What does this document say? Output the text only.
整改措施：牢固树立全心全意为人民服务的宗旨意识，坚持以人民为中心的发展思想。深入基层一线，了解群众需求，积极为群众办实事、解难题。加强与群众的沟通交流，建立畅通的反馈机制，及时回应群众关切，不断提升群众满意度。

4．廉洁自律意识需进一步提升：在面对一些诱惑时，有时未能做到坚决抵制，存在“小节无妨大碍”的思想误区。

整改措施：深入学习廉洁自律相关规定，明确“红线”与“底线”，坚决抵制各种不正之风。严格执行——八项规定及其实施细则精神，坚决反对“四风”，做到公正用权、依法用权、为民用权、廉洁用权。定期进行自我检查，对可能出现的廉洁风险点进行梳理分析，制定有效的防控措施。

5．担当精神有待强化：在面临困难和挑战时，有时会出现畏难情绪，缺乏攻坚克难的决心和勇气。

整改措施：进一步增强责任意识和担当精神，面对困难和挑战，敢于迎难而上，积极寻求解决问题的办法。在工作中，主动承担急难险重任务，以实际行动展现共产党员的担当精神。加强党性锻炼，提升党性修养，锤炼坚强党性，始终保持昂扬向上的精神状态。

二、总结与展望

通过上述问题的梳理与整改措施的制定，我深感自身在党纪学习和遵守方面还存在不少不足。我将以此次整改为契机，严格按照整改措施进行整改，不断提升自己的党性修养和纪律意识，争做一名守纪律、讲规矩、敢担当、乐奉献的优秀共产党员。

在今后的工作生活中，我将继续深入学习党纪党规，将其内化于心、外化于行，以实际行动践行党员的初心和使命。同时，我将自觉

———

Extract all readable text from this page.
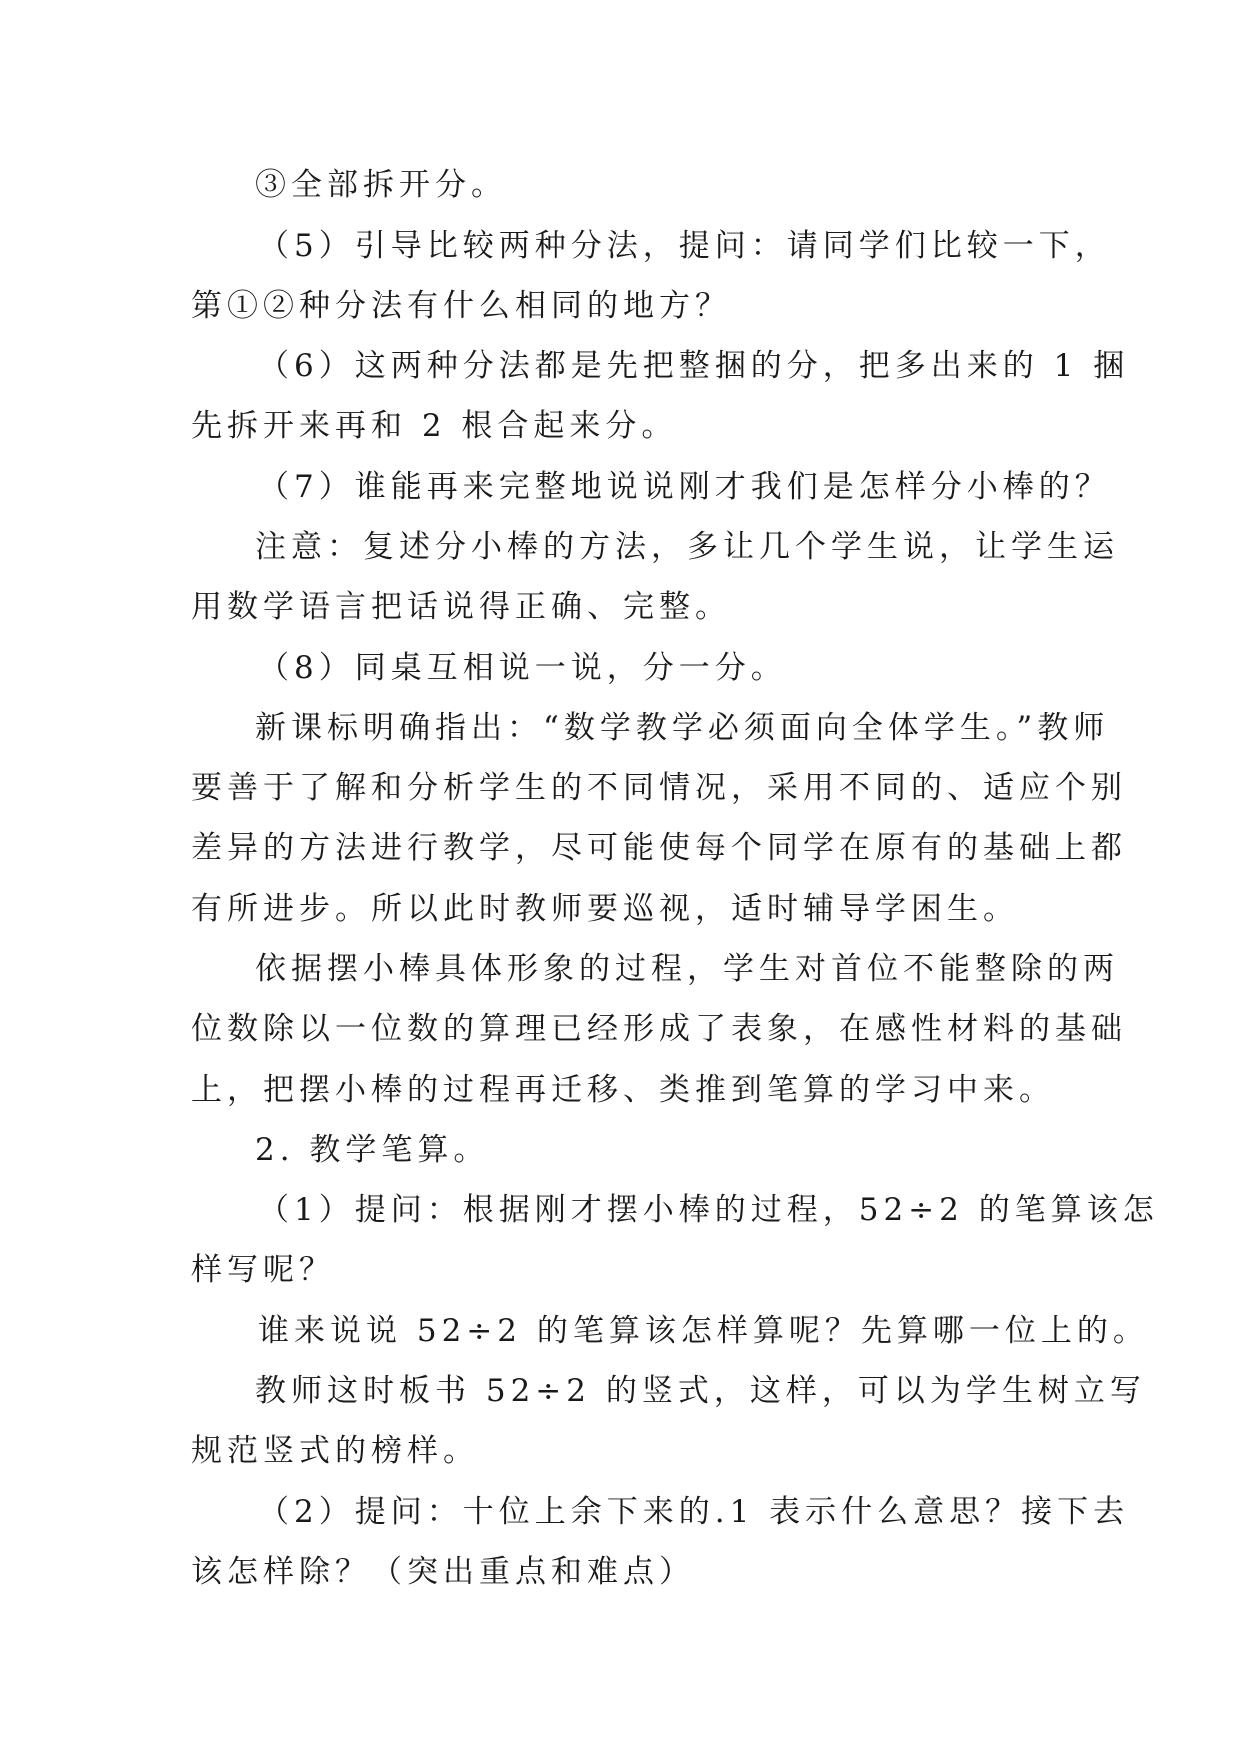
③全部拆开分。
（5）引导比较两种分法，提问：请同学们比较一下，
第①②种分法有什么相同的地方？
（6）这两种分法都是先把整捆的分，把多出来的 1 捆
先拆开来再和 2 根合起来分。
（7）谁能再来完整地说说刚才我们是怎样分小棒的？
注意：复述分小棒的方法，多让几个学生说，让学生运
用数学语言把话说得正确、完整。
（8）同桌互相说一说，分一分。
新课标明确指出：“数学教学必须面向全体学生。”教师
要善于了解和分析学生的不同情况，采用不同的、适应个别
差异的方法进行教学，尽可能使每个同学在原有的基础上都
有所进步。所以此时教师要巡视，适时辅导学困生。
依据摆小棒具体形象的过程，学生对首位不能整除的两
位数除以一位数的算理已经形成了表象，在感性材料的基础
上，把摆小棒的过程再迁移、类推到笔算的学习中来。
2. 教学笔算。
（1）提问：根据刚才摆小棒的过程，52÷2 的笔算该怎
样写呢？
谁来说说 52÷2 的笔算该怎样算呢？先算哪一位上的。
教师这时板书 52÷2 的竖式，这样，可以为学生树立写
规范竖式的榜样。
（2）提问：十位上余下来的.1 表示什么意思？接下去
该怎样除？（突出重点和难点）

———

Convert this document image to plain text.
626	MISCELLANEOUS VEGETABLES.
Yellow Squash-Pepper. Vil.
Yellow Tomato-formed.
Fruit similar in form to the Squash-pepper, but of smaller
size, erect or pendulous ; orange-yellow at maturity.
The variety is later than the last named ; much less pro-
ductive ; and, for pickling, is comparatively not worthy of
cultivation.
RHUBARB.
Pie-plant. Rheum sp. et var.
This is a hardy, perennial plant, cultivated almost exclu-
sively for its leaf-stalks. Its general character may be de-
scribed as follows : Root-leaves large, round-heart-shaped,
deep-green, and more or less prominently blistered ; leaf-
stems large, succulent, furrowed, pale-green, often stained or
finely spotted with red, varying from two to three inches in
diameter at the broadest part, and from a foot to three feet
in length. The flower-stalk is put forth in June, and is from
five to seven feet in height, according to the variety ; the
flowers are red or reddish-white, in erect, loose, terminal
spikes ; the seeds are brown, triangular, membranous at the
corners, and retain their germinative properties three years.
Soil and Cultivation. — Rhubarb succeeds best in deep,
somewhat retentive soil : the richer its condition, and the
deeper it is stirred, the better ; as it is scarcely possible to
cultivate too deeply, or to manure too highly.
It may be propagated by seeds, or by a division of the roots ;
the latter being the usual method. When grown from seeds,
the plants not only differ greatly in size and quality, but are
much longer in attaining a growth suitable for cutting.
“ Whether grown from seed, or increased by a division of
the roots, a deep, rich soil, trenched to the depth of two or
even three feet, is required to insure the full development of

———

What you have to do:
Copy out each line of the entries that holds "roots".

Task answer:
It may be propagated by seeds, or by a division of the roots ;
the roots, a deep, rich soil, trenched to the depth of two or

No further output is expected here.